** START OF TASK MATERIAL **

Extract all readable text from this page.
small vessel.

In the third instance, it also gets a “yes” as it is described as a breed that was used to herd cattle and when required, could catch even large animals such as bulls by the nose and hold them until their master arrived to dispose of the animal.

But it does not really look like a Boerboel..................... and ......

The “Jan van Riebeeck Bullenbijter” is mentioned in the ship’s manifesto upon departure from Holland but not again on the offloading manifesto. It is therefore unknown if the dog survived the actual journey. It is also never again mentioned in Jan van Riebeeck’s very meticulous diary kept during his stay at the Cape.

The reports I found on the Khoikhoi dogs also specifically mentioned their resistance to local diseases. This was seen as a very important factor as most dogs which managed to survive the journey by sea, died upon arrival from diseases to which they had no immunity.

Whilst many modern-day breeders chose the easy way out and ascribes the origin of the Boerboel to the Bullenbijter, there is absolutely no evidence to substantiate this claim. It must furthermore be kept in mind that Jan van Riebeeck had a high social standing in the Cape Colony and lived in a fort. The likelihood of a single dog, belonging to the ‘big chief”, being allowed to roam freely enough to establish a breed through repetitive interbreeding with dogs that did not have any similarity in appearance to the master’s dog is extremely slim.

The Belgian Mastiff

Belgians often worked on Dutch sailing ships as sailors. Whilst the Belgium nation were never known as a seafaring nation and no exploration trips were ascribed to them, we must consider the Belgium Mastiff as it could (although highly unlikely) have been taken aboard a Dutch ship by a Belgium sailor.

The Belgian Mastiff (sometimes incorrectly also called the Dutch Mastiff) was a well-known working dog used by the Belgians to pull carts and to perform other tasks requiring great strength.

** END OF TASK MATERIAL **

• **WRITTEN PROBLEM**:
Where does the word "Riebeeck" appear in the listing? List each line that holds it.

• **RESULT OF THE EXERCISE**:
The “Jan van Riebeeck Bullenbijter” is mentioned in the ship’s manifesto upon departure from Holland but not again on the offloading manifesto. It is therefore unknown if the dog survived the actual journey. It is also never again mentioned in Jan van Riebeeck’s very meticulous diary kept during his stay at the Cape.
Whilst many modern-day breeders chose the easy way out and ascribes the origin of the Boerboel to the Bullenbijter, there is absolutely no evidence to substantiate this claim. It must furthermore be kept in mind that Jan van Riebeeck had a high social standing in the Cape Colony and lived in a fort. The likelihood of a single dog, belonging to the ‘big chief”, being allowed to roam freely enough to establish a breed through repetitive interbreeding with dogs that did not have any similarity in appearance to the master’s dog is extremely slim.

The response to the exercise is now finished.